>>>

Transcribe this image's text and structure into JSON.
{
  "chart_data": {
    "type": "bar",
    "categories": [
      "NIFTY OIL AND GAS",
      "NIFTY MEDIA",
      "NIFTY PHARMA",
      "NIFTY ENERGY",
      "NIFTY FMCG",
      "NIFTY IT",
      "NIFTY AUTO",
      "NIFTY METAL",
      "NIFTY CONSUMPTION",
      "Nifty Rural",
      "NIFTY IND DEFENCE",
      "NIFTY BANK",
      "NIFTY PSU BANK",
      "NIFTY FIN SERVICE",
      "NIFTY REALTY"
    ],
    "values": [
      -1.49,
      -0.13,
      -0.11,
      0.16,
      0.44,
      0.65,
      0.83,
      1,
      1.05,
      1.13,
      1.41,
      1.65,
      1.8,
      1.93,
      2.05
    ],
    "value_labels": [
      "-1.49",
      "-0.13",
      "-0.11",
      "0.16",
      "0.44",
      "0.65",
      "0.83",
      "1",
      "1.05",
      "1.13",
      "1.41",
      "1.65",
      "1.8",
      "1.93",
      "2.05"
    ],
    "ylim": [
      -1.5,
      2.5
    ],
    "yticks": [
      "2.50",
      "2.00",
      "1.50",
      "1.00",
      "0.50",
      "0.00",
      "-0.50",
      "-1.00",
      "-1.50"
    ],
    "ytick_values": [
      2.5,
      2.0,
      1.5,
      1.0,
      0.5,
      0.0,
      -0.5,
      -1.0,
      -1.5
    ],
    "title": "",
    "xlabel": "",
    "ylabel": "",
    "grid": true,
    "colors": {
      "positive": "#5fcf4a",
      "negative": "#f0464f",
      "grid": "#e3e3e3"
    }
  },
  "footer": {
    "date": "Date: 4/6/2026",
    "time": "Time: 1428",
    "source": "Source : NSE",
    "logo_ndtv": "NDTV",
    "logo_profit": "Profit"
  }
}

<<<

EXERCISE: Give every line of the material again, exactly as it reads.

FINISHED ANSWER:
Transcribe this image's text and structure into JSON.
{
  "chart_data": {
    "type": "bar",
    "categories": [
      "NIFTY OIL AND GAS",
      "NIFTY MEDIA",
      "NIFTY PHARMA",
      "NIFTY ENERGY",
      "NIFTY FMCG",
      "NIFTY IT",
      "NIFTY AUTO",
      "NIFTY METAL",
      "NIFTY CONSUMPTION",
      "Nifty Rural",
      "NIFTY IND DEFENCE",
      "NIFTY BANK",
      "NIFTY PSU BANK",
      "NIFTY FIN SERVICE",
      "NIFTY REALTY"
    ],
    "values": [
      -1.49,
      -0.13,
      -0.11,
      0.16,
      0.44,
      0.65,
      0.83,
      1,
      1.05,
      1.13,
      1.41,
      1.65,
      1.8,
      1.93,
      2.05
    ],
    "value_labels": [
      "-1.49",
      "-0.13",
      "-0.11",
      "0.16",
      "0.44",
      "0.65",
      "0.83",
      "1",
      "1.05",
      "1.13",
      "1.41",
      "1.65",
      "1.8",
      "1.93",
      "2.05"
    ],
    "ylim": [
      -1.5,
      2.5
    ],
    "yticks": [
      "2.50",
      "2.00",
      "1.50",
      "1.00",
      "0.50",
      "0.00",
      "-0.50",
      "-1.00",
      "-1.50"
    ],
    "ytick_values": [
      2.5,
      2.0,
      1.5,
      1.0,
      0.5,
      0.0,
      -0.5,
      -1.0,
      -1.5
    ],
    "title": "",
    "xlabel": "",
    "ylabel": "",
    "grid": true,
    "colors": {
      "positive": "#5fcf4a",
      "negative": "#f0464f",
      "grid": "#e3e3e3"
    }
  },
  "footer": {
    "date": "Date: 4/6/2026",
    "time": "Time: 1428",
    "source": "Source : NSE",
    "logo_ndtv": "NDTV",
    "logo_profit": "Profit"
  }
}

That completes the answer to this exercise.